◆ YOUR OBJECTIVE
Select every line containing the word "forecasted" from the material, and copy those lines.

※ ※ ※

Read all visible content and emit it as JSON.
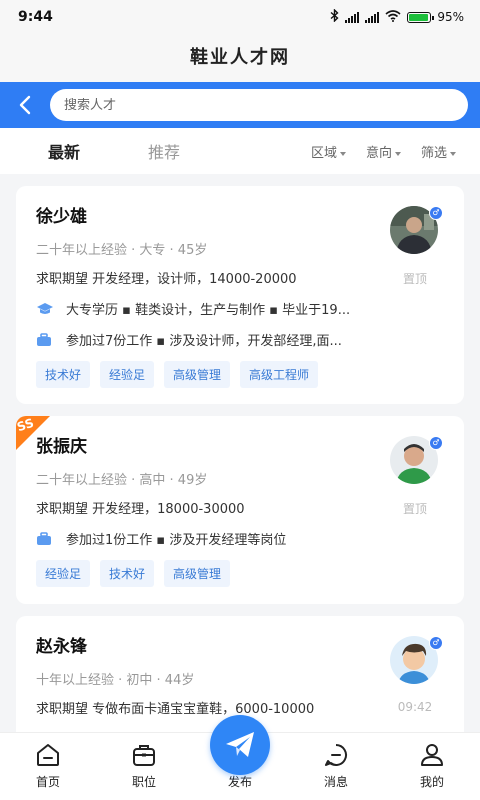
{
  "status": {
    "time": "9:44",
    "battery": "95%",
    "battery_level": 0.95
  },
  "app": {
    "title": "鞋业人才网"
  },
  "search": {
    "placeholder": "搜索人才"
  },
  "tabs": [
    {
      "label": "最新"
    },
    {
      "label": "推荐"
    }
  ],
  "filters": [
    {
      "label": "区域"
    },
    {
      "label": "意向"
    },
    {
      "label": "筛选"
    }
  ],
  "cards": [
    {
      "name": "徐少雄",
      "meta": "二十年以上经验 · 大专 · 45岁",
      "want": "求职期望  开发经理，设计师，14000-20000",
      "education": "大专学历  ▪  鞋类设计，生产与制作  ▪  毕业于19...",
      "work": "参加过7份工作  ▪  涉及设计师，开发部经理,面...",
      "tags": [
        "技术好",
        "经验足",
        "高级管理",
        "高级工程师"
      ],
      "sub": "置顶"
    },
    {
      "badge": "SS",
      "name": "张振庆",
      "meta": "二十年以上经验 · 高中 · 49岁",
      "want": "求职期望  开发经理，18000-30000",
      "work": "参加过1份工作  ▪  涉及开发经理等岗位",
      "tags": [
        "经验足",
        "技术好",
        "高级管理"
      ],
      "sub": "置顶"
    },
    {
      "name": "赵永锋",
      "meta": "十年以上经验 · 初中 · 44岁",
      "want": "求职期望  专做布面卡通宝宝童鞋，6000-10000",
      "sub": "09:42"
    }
  ],
  "nav": [
    {
      "label": "首页",
      "icon": "home-icon"
    },
    {
      "label": "职位",
      "icon": "briefcase-icon"
    },
    {
      "label": "发布",
      "icon": "paper-plane-icon"
    },
    {
      "label": "消息",
      "icon": "message-icon"
    },
    {
      "label": "我的",
      "icon": "user-icon"
    }
  ],
  "colors": {
    "accent": "#2f7df4",
    "tag_bg": "#eef4fd",
    "tag_text": "#3a7bd5",
    "badge": "#ff7f1a"
  }
}
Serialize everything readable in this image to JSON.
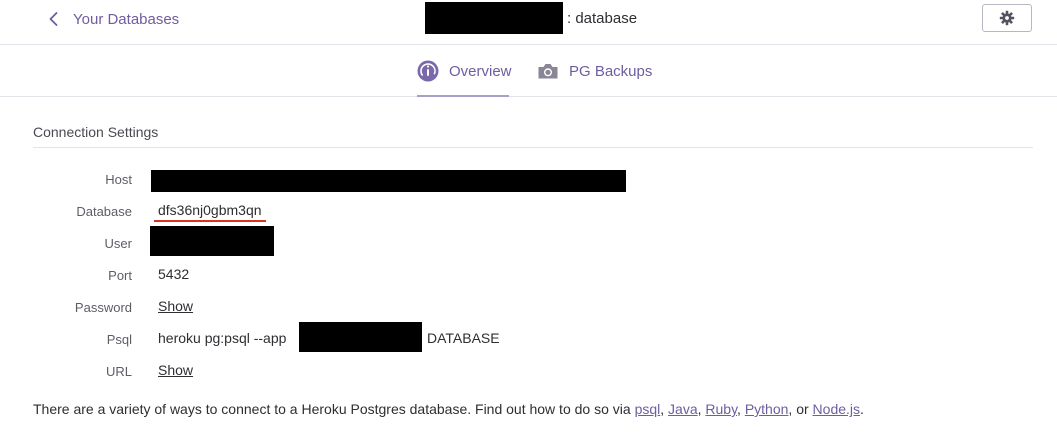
{
  "header": {
    "back_label": "Your Databases",
    "title_suffix": ": database"
  },
  "tabs": [
    {
      "label": "Overview",
      "icon": "overview-gauge-icon",
      "active": true
    },
    {
      "label": "PG Backups",
      "icon": "camera-icon",
      "active": false
    }
  ],
  "section": {
    "title": "Connection Settings"
  },
  "rows": {
    "host_label": "Host",
    "database_label": "Database",
    "database_value": "dfs36nj0gbm3qn",
    "user_label": "User",
    "port_label": "Port",
    "port_value": "5432",
    "password_label": "Password",
    "password_link": "Show",
    "psql_label": "Psql",
    "psql_prefix": "heroku pg:psql --app",
    "psql_suffix": "DATABASE",
    "url_label": "URL",
    "url_link": "Show"
  },
  "footer": {
    "text": "There are a variety of ways to connect to a Heroku Postgres database. Find out how to do so via ",
    "links": [
      "psql",
      "Java",
      "Ruby",
      "Python",
      "Node.js"
    ],
    "sep1": ", ",
    "sep2": ", ",
    "sep3": ", ",
    "sep4": ", or ",
    "end": "."
  },
  "colors": {
    "accent": "#6f5da0",
    "underline_red": "#d6341f"
  }
}
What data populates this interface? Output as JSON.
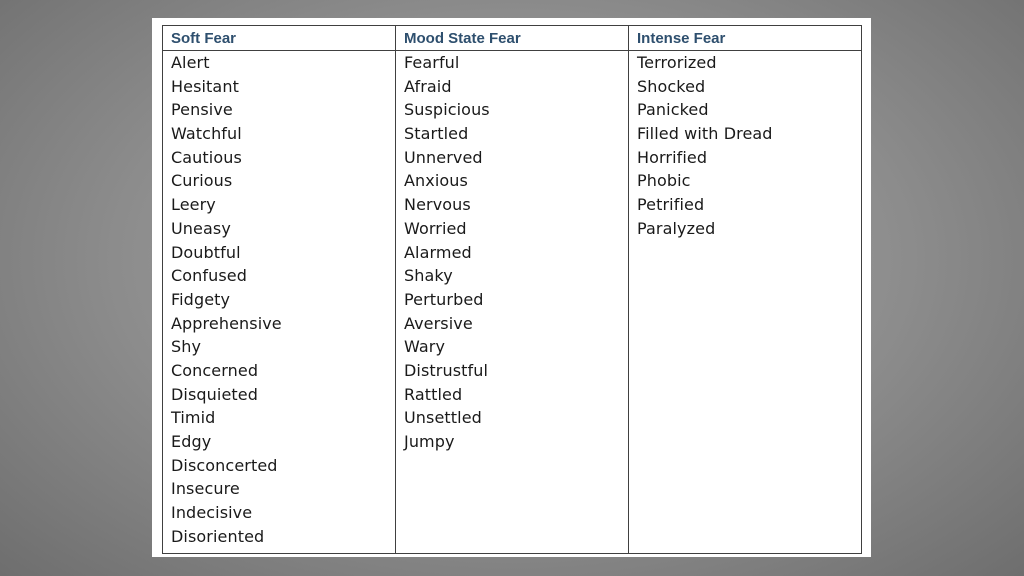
{
  "table": {
    "headers": [
      "Soft Fear",
      "Mood State Fear",
      "Intense Fear"
    ],
    "columns": [
      [
        "Alert",
        "Hesitant",
        "Pensive",
        "Watchful",
        "Cautious",
        "Curious",
        "Leery",
        "Uneasy",
        "Doubtful",
        "Confused",
        "Fidgety",
        "Apprehensive",
        "Shy",
        "Concerned",
        "Disquieted",
        "Timid",
        "Edgy",
        "Disconcerted",
        "Insecure",
        "Indecisive",
        "Disoriented"
      ],
      [
        "Fearful",
        "Afraid",
        "Suspicious",
        "Startled",
        "Unnerved",
        "Anxious",
        "Nervous",
        "Worried",
        "Alarmed",
        "Shaky",
        "Perturbed",
        "Aversive",
        "Wary",
        "Distrustful",
        "Rattled",
        "Unsettled",
        "Jumpy"
      ],
      [
        "Terrorized",
        "Shocked",
        "Panicked",
        "Filled with Dread",
        "Horrified",
        "Phobic",
        "Petrified",
        "Paralyzed"
      ]
    ]
  },
  "colors": {
    "header_text": "#2e4f6e",
    "border": "#404040"
  }
}
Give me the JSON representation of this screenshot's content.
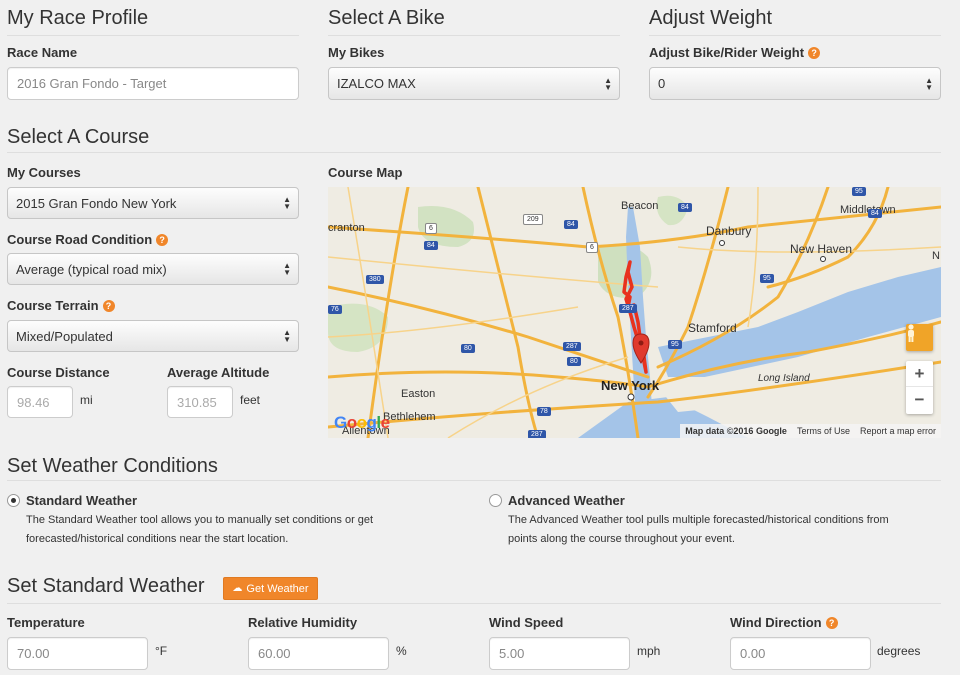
{
  "profile": {
    "heading": "My Race Profile",
    "race_name_label": "Race Name",
    "race_name_value": "2016 Gran Fondo - Target"
  },
  "bike": {
    "heading": "Select A Bike",
    "my_bikes_label": "My Bikes",
    "selected_bike": "IZALCO MAX"
  },
  "weight": {
    "heading": "Adjust Weight",
    "label": "Adjust Bike/Rider Weight",
    "value": "0"
  },
  "course": {
    "heading": "Select A Course",
    "my_courses_label": "My Courses",
    "selected_course": "2015 Gran Fondo New York",
    "road_condition_label": "Course Road Condition",
    "road_condition_value": "Average (typical road mix)",
    "terrain_label": "Course Terrain",
    "terrain_value": "Mixed/Populated",
    "distance_label": "Course Distance",
    "distance_value": "98.46",
    "distance_unit": "mi",
    "altitude_label": "Average Altitude",
    "altitude_value": "310.85",
    "altitude_unit": "feet",
    "map_label": "Course Map"
  },
  "map": {
    "places": [
      "Beacon",
      "Middletown",
      "Danbury",
      "New Haven",
      "Stamford",
      "New York",
      "Easton",
      "Bethlehem",
      "Allentown",
      "Long Island",
      "cranton",
      "N"
    ],
    "routes": [
      "6",
      "209",
      "84",
      "84",
      "6",
      "84",
      "380",
      "287",
      "80",
      "287",
      "80",
      "95",
      "95",
      "95",
      "78",
      "287",
      "76",
      "84"
    ],
    "zoom_in": "+",
    "zoom_out": "−",
    "logo": "Google",
    "attribution": [
      "Map data ©2016 Google",
      "Terms of Use",
      "Report a map error"
    ]
  },
  "weather": {
    "heading": "Set Weather Conditions",
    "standard_title": "Standard Weather",
    "standard_desc_1": "The Standard Weather tool allows you to manually set conditions or get",
    "standard_desc_2": "forecasted/historical conditions near the start location.",
    "advanced_title": "Advanced Weather",
    "advanced_desc_1": "The Advanced Weather tool pulls multiple forecasted/historical conditions from",
    "advanced_desc_2": "points along the course throughout your event.",
    "selected": "standard"
  },
  "standard_weather": {
    "heading": "Set Standard Weather",
    "get_weather_button": "Get Weather",
    "temperature_label": "Temperature",
    "temperature_value": "70.00",
    "temperature_unit": "°F",
    "humidity_label": "Relative Humidity",
    "humidity_value": "60.00",
    "humidity_unit": "%",
    "wind_speed_label": "Wind Speed",
    "wind_speed_value": "5.00",
    "wind_speed_unit": "mph",
    "wind_direction_label": "Wind Direction",
    "wind_direction_value": "0.00",
    "wind_direction_unit": "degrees"
  },
  "colors": {
    "accent": "#f0862a",
    "route": "#e8321e",
    "water": "#a4c4e8",
    "highway": "#f2b33d"
  }
}
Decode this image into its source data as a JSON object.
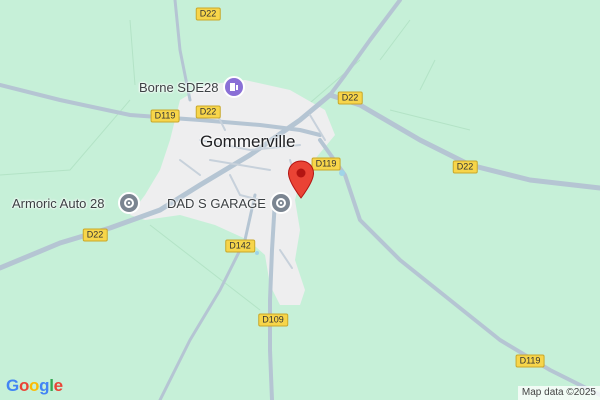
{
  "map": {
    "colors": {
      "land": "#c6f0d8",
      "urban": "#eeeeef",
      "road": "#b5c5d3",
      "road_badge": "#f7d54a",
      "marker": "#ea4335",
      "poi_gray": "#7b8591",
      "poi_purple": "#8a6fd6"
    },
    "town": "Gommerville",
    "pois": {
      "charging": "Borne SDE28",
      "garage_east": "DAD S GARAGE",
      "garage_west": "Armoric Auto 28"
    },
    "roads": {
      "d22_north": "D22",
      "d22_center": "D22",
      "d22_east": "D22",
      "d22_west": "D22",
      "d119_west": "D119",
      "d119_center": "D119",
      "d119_south": "D119",
      "d142": "D142",
      "d109": "D109"
    },
    "marker_icon": "location-pin-icon",
    "charging_icon": "ev-charging-icon",
    "garage_icon": "garage-icon"
  },
  "branding": {
    "logo": "Google",
    "attribution": "Map data ©2025"
  }
}
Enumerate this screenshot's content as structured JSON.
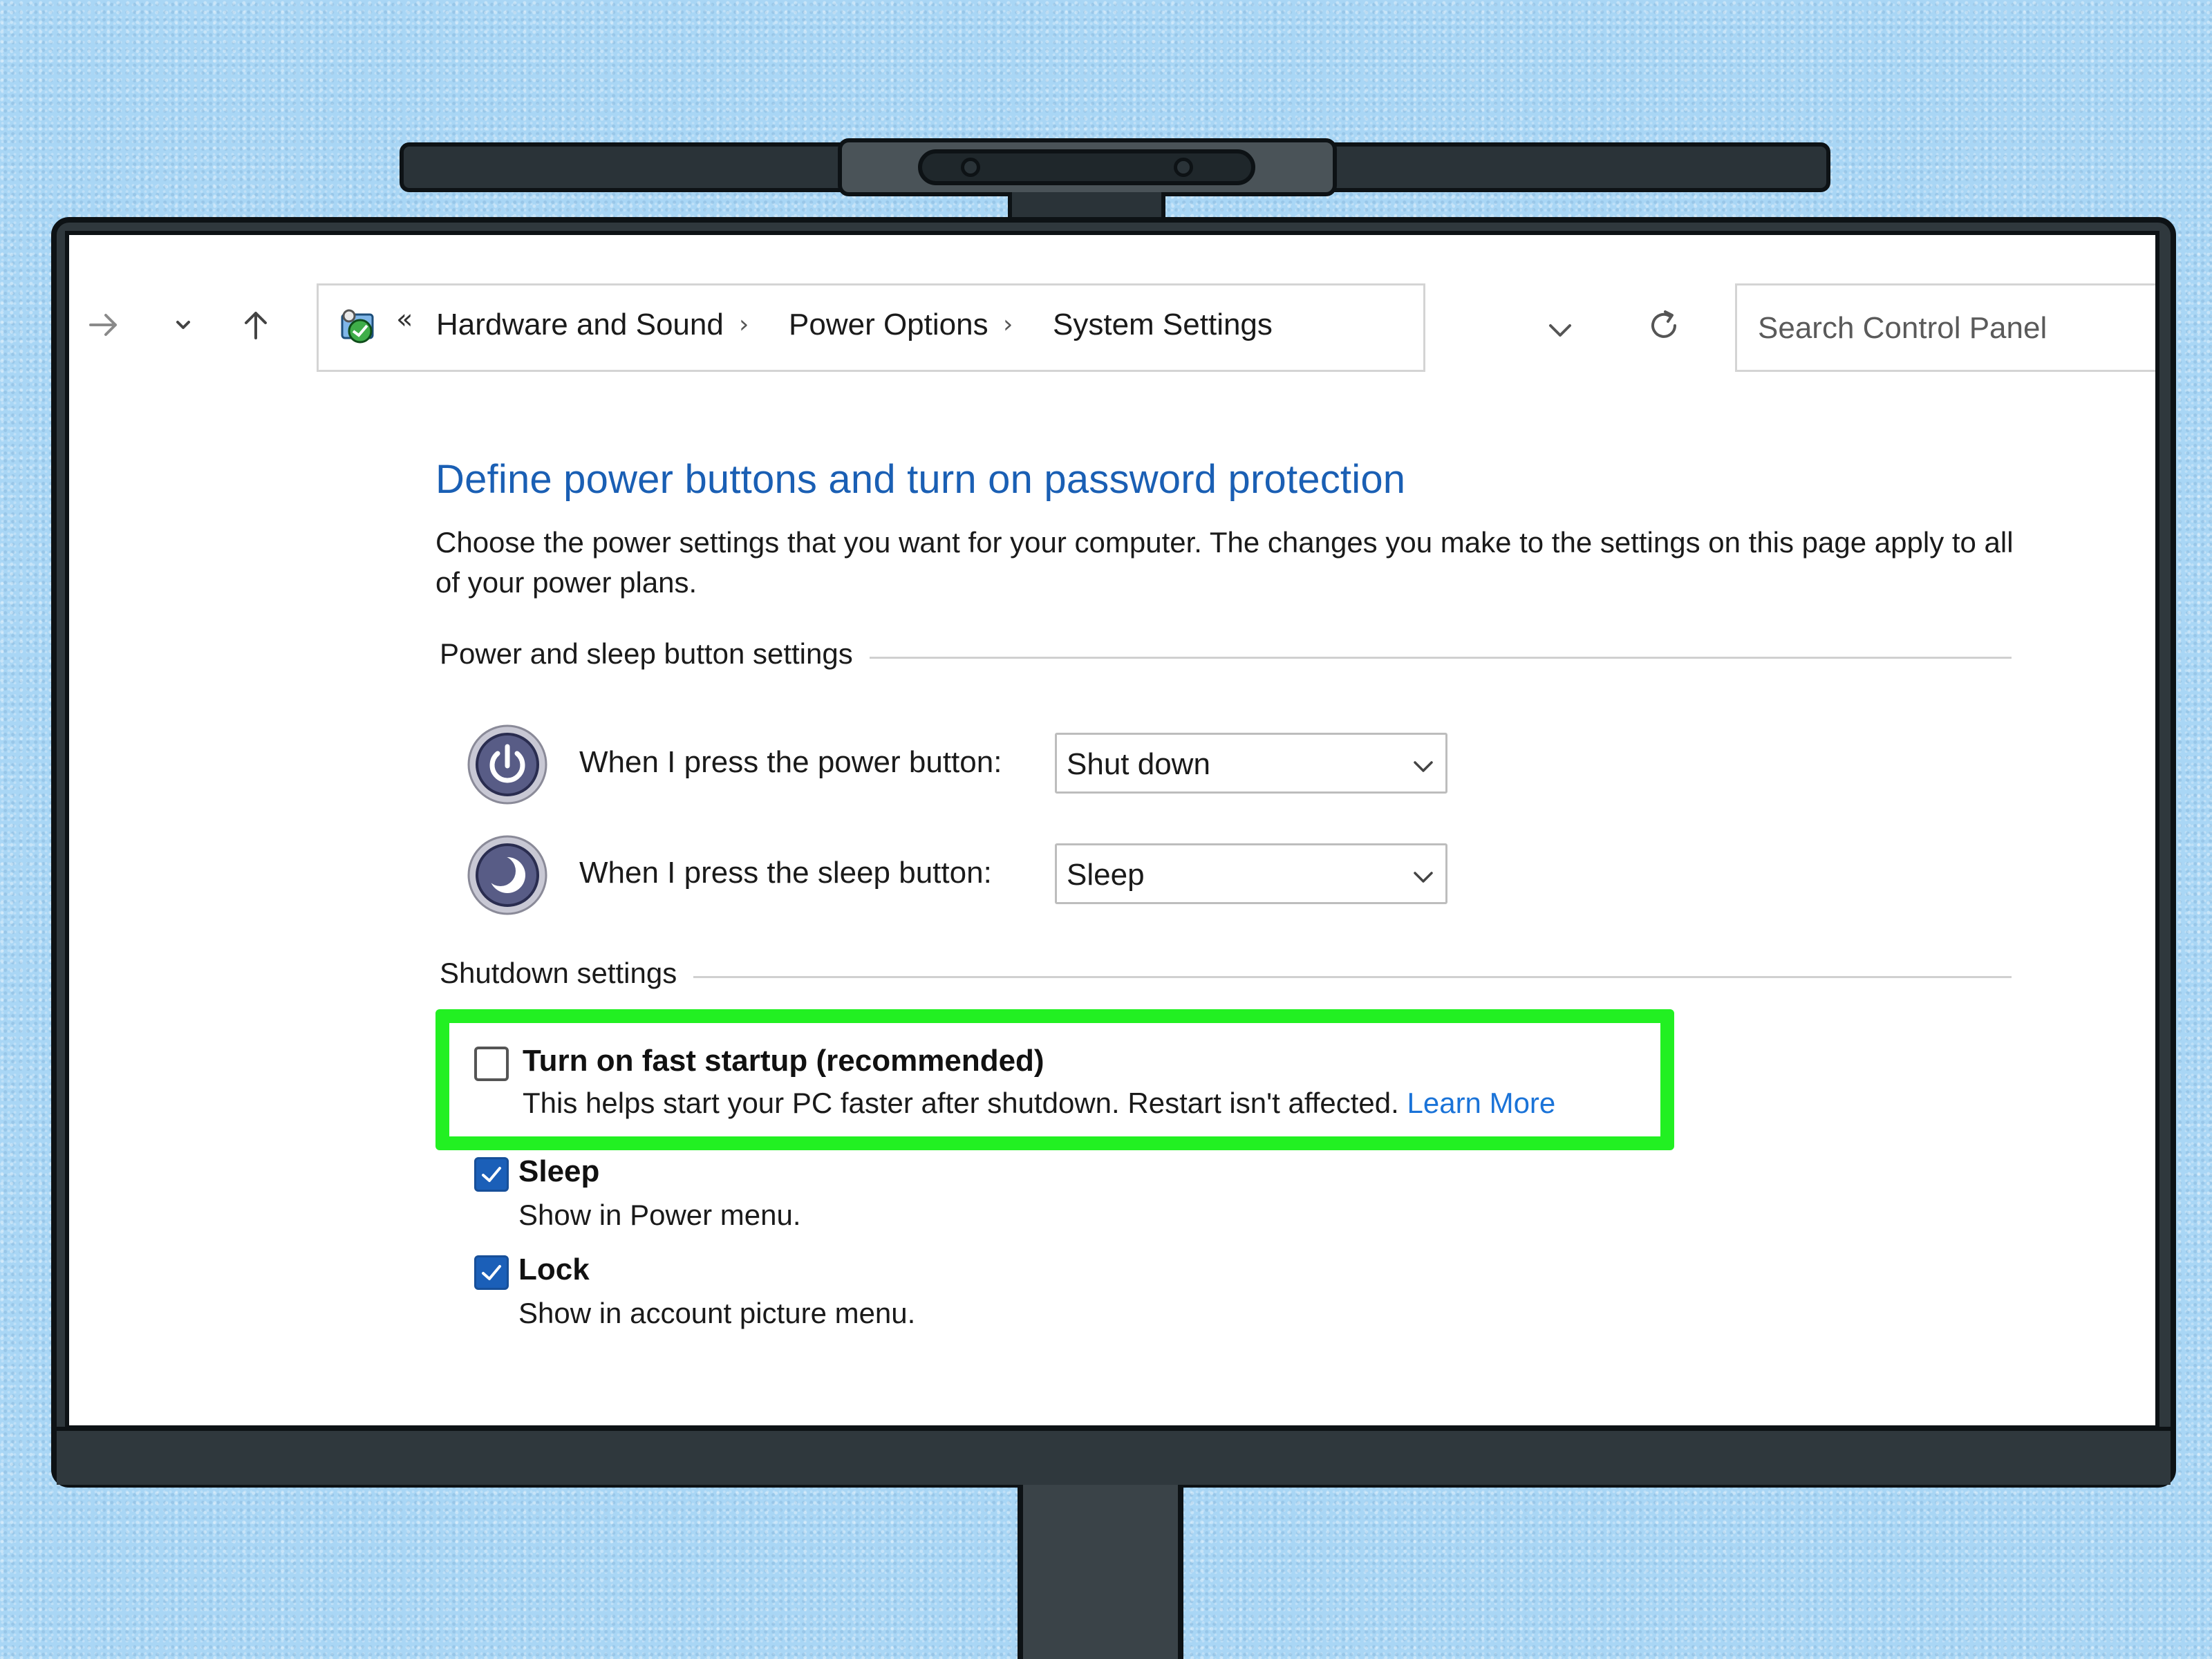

※ ※ ※

◆ RESPONSE TO THE TASK
    "standard_desc_2": "forecasted/historical conditions near the start location.",
    "advanced_desc_1": "The Advanced Weather tool pulls multiple forecasted/historical conditions from",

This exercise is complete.